■ Exercise description
Output each entry exactly; skip nothing.

Data records
■ ■ ■ ■

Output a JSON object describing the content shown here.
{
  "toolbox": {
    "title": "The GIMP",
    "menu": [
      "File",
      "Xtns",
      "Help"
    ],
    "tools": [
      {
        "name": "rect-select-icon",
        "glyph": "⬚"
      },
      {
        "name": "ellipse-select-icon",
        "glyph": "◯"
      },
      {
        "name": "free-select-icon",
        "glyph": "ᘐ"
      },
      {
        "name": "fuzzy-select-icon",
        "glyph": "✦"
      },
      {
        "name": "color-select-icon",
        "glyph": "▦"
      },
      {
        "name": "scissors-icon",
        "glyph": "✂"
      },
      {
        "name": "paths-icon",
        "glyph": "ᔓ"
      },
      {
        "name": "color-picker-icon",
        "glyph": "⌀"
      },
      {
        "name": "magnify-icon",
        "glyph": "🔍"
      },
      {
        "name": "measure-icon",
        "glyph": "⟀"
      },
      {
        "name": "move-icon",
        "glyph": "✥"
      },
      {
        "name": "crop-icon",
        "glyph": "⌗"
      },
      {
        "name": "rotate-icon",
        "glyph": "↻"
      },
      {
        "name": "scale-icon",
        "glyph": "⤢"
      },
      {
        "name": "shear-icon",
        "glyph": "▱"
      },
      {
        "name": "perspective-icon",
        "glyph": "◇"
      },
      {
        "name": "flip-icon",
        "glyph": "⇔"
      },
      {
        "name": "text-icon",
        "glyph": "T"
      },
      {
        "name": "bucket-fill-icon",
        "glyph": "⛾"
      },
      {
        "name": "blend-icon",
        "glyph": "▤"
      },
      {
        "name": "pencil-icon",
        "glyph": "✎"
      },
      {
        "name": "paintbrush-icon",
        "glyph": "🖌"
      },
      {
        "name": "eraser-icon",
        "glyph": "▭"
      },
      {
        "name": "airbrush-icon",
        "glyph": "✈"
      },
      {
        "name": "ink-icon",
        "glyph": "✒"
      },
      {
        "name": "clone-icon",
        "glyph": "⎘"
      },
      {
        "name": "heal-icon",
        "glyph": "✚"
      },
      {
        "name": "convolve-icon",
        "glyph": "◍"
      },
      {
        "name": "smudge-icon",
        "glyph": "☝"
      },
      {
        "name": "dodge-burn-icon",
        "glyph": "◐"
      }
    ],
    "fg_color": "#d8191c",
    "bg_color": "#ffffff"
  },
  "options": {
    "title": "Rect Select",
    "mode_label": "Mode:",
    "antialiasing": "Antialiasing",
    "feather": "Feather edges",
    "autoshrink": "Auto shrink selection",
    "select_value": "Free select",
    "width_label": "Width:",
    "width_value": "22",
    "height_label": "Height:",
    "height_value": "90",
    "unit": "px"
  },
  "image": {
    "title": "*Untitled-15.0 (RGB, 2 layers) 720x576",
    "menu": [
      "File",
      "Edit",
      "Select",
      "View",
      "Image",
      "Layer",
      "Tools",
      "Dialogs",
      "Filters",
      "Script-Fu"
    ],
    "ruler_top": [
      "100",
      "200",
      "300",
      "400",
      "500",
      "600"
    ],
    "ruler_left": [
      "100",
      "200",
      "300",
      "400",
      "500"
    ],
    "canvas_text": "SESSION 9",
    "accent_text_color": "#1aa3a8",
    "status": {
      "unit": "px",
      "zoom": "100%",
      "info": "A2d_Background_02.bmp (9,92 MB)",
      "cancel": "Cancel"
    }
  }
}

■ ■ ■ ■

■ Problem solution
Output a JSON object describing the content shown here.
{
  "toolbox": {
    "title": "The GIMP",
    "menu": [
      "File",
      "Xtns",
      "Help"
    ],
    "tools": [
      {
        "name": "rect-select-icon",
        "glyph": "⬚"
      },
      {
        "name": "ellipse-select-icon",
        "glyph": "◯"
      },
      {
        "name": "free-select-icon",
        "glyph": "ᘐ"
      },
      {
        "name": "fuzzy-select-icon",
        "glyph": "✦"
      },
      {
        "name": "color-select-icon",
        "glyph": "▦"
      },
      {
        "name": "scissors-icon",
        "glyph": "✂"
      },
      {
        "name": "paths-icon",
        "glyph": "ᔓ"
      },
      {
        "name": "color-picker-icon",
        "glyph": "⌀"
      },
      {
        "name": "magnify-icon",
        "glyph": "🔍"
      },
      {
        "name": "measure-icon",
        "glyph": "⟀"
      },
      {
        "name": "move-icon",
        "glyph": "✥"
      },
      {
        "name": "crop-icon",
        "glyph": "⌗"
      },
      {
        "name": "rotate-icon",
        "glyph": "↻"
      },
      {
        "name": "scale-icon",
        "glyph": "⤢"
      },
      {
        "name": "shear-icon",
        "glyph": "▱"
      },
      {
        "name": "perspective-icon",
        "glyph": "◇"
      },
      {
        "name": "flip-icon",
        "glyph": "⇔"
      },
      {
        "name": "text-icon",
        "glyph": "T"
      },
      {
        "name": "bucket-fill-icon",
        "glyph": "⛾"
      },
      {
        "name": "blend-icon",
        "glyph": "▤"
      },
      {
        "name": "pencil-icon",
        "glyph": "✎"
      },
      {
        "name": "paintbrush-icon",
        "glyph": "🖌"
      },
      {
        "name": "eraser-icon",
        "glyph": "▭"
      },
      {
        "name": "airbrush-icon",
        "glyph": "✈"
      },
      {
        "name": "ink-icon",
        "glyph": "✒"
      },
      {
        "name": "clone-icon",
        "glyph": "⎘"
      },
      {
        "name": "heal-icon",
        "glyph": "✚"
      },
      {
        "name": "convolve-icon",
        "glyph": "◍"
      },
      {
        "name": "smudge-icon",
        "glyph": "☝"
      },
      {
        "name": "dodge-burn-icon",
        "glyph": "◐"
      }
    ],
    "fg_color": "#d8191c",
    "bg_color": "#ffffff"
  },
  "options": {
    "title": "Rect Select",
    "mode_label": "Mode:",
    "antialiasing": "Antialiasing",
    "feather": "Feather edges",
    "autoshrink": "Auto shrink selection",
    "select_value": "Free select",
    "width_label": "Width:",
    "width_value": "22",
    "height_label": "Height:",
    "height_value": "90",
    "unit": "px"
  },
  "image": {
    "title": "*Untitled-15.0 (RGB, 2 layers) 720x576",
    "menu": [
      "File",
      "Edit",
      "Select",
      "View",
      "Image",
      "Layer",
      "Tools",
      "Dialogs",
      "Filters",
      "Script-Fu"
    ],
    "ruler_top": [
      "100",
      "200",
      "300",
      "400",
      "500",
      "600"
    ],
    "ruler_left": [
      "100",
      "200",
      "300",
      "400",
      "500"
    ],
    "canvas_text": "SESSION 9",
    "accent_text_color": "#1aa3a8",
    "status": {
      "unit": "px",
      "zoom": "100%",
      "info": "A2d_Background_02.bmp (9,92 MB)",
      "cancel": "Cancel"
    }
  }
}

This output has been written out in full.